→ Objective
Present each line of the entries below that holds the word "Grain".

→ Listed entries
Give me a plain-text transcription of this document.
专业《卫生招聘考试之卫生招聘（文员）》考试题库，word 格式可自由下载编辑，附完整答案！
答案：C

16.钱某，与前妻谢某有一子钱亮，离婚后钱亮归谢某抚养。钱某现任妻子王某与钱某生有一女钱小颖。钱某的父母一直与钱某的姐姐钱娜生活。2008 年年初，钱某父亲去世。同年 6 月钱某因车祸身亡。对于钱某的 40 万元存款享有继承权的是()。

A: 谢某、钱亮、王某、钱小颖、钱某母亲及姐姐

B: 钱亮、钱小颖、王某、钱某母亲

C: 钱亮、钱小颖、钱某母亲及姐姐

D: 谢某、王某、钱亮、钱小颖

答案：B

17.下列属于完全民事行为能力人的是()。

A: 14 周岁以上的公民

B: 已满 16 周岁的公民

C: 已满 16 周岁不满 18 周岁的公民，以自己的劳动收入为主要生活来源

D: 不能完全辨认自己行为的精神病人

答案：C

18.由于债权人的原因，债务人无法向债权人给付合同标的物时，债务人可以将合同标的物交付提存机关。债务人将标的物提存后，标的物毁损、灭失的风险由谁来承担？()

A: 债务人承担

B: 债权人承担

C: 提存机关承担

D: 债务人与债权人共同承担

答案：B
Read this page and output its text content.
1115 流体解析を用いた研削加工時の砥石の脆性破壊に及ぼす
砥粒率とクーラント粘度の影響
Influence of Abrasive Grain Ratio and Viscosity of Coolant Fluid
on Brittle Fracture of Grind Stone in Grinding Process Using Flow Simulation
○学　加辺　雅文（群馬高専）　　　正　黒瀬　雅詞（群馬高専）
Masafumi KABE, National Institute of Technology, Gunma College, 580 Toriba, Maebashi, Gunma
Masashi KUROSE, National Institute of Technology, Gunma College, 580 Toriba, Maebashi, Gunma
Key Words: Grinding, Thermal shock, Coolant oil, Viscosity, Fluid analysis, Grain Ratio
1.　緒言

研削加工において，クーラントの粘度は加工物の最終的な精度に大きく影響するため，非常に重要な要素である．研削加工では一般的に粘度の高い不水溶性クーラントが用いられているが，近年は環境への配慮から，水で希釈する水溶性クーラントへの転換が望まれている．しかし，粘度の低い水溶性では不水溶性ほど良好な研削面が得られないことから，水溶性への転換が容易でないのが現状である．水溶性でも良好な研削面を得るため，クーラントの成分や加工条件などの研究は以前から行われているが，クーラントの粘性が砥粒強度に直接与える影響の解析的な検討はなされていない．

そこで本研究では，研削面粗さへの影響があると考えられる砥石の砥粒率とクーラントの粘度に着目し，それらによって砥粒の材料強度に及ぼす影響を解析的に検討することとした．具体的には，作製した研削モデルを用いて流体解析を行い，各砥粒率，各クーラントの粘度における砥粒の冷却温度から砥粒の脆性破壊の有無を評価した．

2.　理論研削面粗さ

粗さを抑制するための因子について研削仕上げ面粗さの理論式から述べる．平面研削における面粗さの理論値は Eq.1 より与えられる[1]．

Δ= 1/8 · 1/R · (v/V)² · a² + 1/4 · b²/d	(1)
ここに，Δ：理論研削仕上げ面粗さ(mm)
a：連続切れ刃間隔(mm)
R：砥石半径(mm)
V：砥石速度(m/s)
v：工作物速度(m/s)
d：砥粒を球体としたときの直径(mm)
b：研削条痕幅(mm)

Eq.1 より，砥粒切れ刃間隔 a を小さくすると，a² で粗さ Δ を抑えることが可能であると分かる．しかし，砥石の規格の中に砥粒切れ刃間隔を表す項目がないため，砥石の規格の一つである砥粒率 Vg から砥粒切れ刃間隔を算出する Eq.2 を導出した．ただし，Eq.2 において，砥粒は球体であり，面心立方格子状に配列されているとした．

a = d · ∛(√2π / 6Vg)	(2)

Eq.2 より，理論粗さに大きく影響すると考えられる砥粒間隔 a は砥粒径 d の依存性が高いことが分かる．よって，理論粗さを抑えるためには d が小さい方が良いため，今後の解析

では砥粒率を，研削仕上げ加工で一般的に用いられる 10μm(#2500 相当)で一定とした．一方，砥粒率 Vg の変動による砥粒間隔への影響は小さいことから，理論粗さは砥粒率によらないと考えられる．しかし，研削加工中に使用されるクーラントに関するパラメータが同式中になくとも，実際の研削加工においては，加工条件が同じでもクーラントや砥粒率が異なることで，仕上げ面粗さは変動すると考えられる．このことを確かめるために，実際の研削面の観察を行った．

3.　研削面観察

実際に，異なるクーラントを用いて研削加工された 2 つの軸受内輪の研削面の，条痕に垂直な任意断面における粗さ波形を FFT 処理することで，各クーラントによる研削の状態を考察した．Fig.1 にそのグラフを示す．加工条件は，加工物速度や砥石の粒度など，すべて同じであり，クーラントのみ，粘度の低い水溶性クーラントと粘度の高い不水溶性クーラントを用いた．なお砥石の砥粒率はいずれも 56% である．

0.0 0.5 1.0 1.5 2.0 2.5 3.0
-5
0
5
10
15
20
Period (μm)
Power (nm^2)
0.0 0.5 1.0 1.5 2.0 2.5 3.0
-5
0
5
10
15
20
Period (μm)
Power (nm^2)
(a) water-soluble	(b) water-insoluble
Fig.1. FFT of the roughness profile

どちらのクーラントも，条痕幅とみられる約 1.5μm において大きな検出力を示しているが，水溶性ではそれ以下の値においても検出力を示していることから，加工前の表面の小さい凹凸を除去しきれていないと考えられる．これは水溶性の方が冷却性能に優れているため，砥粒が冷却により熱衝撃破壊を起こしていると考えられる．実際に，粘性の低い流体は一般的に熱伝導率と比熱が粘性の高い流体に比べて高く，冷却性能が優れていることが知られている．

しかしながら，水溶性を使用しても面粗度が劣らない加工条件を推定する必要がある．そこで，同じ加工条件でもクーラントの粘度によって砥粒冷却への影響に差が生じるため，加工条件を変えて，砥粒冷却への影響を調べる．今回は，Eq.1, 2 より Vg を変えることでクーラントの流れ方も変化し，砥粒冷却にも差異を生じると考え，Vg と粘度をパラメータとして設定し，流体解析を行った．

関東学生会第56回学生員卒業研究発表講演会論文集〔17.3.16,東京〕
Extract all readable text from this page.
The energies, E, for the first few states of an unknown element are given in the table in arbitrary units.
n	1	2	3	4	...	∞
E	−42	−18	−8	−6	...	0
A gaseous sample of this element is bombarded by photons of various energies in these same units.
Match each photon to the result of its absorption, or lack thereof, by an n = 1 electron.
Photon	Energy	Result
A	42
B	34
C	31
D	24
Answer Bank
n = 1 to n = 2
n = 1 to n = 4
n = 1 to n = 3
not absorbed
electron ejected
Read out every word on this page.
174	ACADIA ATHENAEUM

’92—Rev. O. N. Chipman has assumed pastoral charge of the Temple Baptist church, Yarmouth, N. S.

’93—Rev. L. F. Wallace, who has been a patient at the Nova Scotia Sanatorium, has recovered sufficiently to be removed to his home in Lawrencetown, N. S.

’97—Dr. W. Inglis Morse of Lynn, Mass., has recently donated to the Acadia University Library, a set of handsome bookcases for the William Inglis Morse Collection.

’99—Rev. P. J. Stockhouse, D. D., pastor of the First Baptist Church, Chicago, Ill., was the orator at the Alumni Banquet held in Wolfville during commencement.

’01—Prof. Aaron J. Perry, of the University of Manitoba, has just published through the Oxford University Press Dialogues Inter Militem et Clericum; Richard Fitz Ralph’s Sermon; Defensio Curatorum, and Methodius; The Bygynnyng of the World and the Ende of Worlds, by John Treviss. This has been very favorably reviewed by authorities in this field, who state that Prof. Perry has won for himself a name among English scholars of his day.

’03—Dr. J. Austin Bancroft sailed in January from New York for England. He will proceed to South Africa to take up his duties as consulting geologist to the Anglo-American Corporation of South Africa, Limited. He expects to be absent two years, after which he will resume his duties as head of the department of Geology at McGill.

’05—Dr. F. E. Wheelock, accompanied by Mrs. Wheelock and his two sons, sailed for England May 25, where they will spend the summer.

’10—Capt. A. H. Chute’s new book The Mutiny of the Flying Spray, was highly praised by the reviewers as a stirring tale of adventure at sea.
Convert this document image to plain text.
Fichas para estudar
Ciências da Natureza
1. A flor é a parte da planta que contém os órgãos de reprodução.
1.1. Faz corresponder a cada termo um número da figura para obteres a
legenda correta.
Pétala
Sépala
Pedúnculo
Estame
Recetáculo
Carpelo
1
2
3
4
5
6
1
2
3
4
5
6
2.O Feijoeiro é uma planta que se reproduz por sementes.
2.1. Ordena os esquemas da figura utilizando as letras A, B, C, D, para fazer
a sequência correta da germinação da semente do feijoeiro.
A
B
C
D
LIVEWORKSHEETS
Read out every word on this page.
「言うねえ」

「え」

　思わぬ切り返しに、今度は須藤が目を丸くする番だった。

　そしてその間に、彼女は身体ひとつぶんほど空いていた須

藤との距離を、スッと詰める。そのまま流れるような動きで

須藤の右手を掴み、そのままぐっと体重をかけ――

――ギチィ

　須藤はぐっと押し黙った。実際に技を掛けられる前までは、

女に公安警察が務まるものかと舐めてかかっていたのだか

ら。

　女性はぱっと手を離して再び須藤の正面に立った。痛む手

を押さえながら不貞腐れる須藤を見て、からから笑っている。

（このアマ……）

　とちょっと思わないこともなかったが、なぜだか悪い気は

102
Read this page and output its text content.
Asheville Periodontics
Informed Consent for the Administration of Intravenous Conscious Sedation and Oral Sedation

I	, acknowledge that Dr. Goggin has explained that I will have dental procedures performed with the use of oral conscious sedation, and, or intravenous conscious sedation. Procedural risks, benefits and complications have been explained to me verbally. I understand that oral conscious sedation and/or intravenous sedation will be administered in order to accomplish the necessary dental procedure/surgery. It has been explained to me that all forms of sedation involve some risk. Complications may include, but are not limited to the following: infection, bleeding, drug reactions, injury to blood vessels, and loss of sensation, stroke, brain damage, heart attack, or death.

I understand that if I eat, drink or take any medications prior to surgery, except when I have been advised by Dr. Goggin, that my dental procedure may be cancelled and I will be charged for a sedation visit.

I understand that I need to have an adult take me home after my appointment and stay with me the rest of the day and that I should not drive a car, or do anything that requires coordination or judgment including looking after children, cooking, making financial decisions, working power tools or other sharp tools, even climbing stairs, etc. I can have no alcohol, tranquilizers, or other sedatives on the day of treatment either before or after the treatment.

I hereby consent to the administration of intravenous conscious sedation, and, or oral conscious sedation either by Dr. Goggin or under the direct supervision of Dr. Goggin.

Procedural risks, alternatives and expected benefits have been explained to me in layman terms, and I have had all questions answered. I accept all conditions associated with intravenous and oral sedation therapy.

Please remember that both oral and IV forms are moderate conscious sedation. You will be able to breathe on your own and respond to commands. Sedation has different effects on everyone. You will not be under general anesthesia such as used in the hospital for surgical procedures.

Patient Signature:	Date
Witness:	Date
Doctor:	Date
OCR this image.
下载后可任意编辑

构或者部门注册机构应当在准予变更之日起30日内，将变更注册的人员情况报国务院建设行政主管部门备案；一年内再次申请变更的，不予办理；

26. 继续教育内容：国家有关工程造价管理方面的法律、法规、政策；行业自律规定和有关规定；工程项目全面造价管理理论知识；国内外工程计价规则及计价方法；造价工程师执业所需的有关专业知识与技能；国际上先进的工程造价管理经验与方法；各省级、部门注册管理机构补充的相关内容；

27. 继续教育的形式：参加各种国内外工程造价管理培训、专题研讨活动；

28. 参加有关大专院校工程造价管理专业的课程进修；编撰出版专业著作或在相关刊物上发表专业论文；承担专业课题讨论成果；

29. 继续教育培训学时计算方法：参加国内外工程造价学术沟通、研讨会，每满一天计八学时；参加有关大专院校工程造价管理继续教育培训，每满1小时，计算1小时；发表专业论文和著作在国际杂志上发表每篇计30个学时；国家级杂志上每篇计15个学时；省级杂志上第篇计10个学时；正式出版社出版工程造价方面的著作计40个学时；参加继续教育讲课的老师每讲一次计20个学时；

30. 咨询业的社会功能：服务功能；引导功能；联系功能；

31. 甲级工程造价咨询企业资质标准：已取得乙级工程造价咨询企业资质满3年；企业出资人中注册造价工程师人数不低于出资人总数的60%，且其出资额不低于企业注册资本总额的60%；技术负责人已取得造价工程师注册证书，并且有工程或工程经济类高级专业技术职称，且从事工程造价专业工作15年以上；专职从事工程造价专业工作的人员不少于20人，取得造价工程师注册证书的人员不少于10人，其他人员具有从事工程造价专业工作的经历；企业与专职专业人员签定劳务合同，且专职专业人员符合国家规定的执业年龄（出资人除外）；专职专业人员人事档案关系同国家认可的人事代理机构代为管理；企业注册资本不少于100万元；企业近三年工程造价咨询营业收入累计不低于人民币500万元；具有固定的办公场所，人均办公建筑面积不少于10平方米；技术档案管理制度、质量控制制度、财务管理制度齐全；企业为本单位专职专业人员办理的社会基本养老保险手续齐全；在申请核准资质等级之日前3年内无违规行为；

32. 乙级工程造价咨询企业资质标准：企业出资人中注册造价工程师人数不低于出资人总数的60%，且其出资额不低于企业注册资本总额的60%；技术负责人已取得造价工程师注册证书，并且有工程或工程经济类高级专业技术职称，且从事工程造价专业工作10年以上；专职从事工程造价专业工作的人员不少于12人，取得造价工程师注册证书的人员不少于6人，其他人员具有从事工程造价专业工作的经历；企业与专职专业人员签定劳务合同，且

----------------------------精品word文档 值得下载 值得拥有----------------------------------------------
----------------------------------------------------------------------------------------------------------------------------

→ Solution for this exercise
Influence of Abrasive Grain Ratio and Viscosity of Coolant Fluid
Key Words: Grinding, Thermal shock, Coolant oil, Viscosity, Fluid analysis, Grain Ratio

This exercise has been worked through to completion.